------ Records provided ------

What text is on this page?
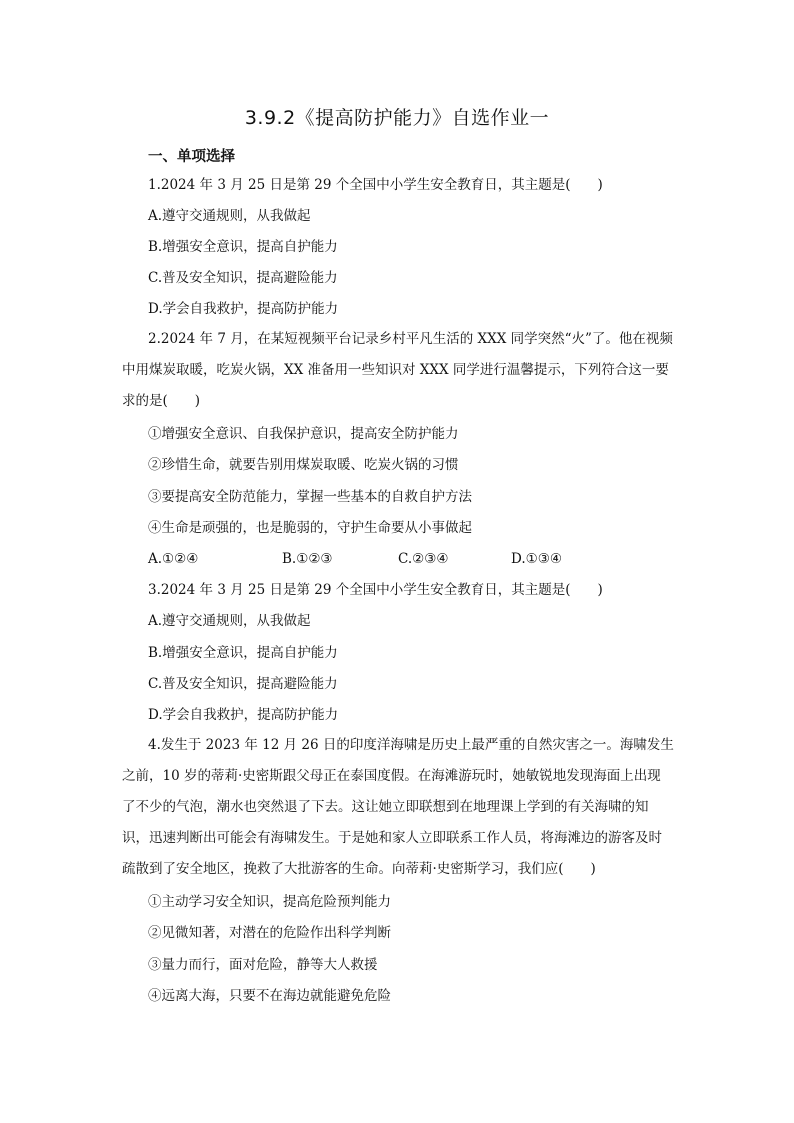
3.9.2《提高防护能力》自选作业一
一、单项选择
1.2024 年 3 月 25 日是第 29 个全国中小学生安全教育日，其主题是(　　)
A.遵守交通规则，从我做起
B.增强安全意识，提高自护能力
C.普及安全知识，提高避险能力
D.学会自我救护，提高防护能力
2.2024 年 7 月，在某短视频平台记录乡村平凡生活的 XXX 同学突然“火”了。他在视频中用煤炭取暖，吃炭火锅，XX 准备用一些知识对 XXX 同学进行温馨提示，下列符合这一要求的是(　　)
①增强安全意识、自我保护意识，提高安全防护能力
②珍惜生命，就要告别用煤炭取暖、吃炭火锅的习惯
③要提高安全防范能力，掌握一些基本的自救自护方法
④生命是顽强的，也是脆弱的，守护生命要从小事做起
A.①②④	B.①②③	C.②③④	D.①③④
3.2024 年 3 月 25 日是第 29 个全国中小学生安全教育日，其主题是(　　)
A.遵守交通规则，从我做起
B.增强安全意识，提高自护能力
C.普及安全知识，提高避险能力
D.学会自我救护，提高防护能力
4.发生于 2023 年 12 月 26 日的印度洋海啸是历史上最严重的自然灾害之一。海啸发生之前，10 岁的蒂莉·史密斯跟父母正在泰国度假。在海滩游玩时，她敏锐地发现海面上出现了不少的气泡，潮水也突然退了下去。这让她立即联想到在地理课上学到的有关海啸的知识，迅速判断出可能会有海啸发生。于是她和家人立即联系工作人员，将海滩边的游客及时疏散到了安全地区，挽救了大批游客的生命。向蒂莉·史密斯学习，我们应(　　)
①主动学习安全知识，提高危险预判能力
②见微知著，对潜在的危险作出科学判断
③量力而行，面对危险，静等大人救援
④远离大海，只要不在海边就能避免危险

------

■ **Short exercise**
From the data, collect all lines where the string "个全国中小学生安全教育日" appears.

■ **Response**
1.2024 年 3 月 25 日是第 29 个全国中小学生安全教育日，其主题是(　　)
3.2024 年 3 月 25 日是第 29 个全国中小学生安全教育日，其主题是(　　)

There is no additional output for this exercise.